Stated task: Write the material out again, line by line, exactly as it is.

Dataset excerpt
Begin

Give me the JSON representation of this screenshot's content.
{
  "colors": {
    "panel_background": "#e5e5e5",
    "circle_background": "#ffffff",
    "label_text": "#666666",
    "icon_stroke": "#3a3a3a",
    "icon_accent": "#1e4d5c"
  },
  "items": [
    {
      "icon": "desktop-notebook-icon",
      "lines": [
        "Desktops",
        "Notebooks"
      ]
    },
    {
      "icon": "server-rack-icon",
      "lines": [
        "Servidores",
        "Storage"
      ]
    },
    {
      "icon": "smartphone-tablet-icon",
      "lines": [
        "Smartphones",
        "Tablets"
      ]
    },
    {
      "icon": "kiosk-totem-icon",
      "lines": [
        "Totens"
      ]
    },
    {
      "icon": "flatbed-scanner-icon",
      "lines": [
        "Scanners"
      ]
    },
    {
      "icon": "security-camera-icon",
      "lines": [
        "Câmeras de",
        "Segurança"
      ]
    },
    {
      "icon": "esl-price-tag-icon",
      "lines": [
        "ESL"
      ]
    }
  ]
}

End

Response to this exercise:
Give me the JSON representation of this screenshot's content.
{
  "colors": {
    "panel_background": "#e5e5e5",
    "circle_background": "#ffffff",
    "label_text": "#666666",
    "icon_stroke": "#3a3a3a",
    "icon_accent": "#1e4d5c"
  },
  "items": [
    {
      "icon": "desktop-notebook-icon",
      "lines": [
        "Desktops",
        "Notebooks"
      ]
    },
    {
      "icon": "server-rack-icon",
      "lines": [
        "Servidores",
        "Storage"
      ]
    },
    {
      "icon": "smartphone-tablet-icon",
      "lines": [
        "Smartphones",
        "Tablets"
      ]
    },
    {
      "icon": "kiosk-totem-icon",
      "lines": [
        "Totens"
      ]
    },
    {
      "icon": "flatbed-scanner-icon",
      "lines": [
        "Scanners"
      ]
    },
    {
      "icon": "security-camera-icon",
      "lines": [
        "Câmeras de",
        "Segurança"
      ]
    },
    {
      "icon": "esl-price-tag-icon",
      "lines": [
        "ESL"
      ]
    }
  ]
}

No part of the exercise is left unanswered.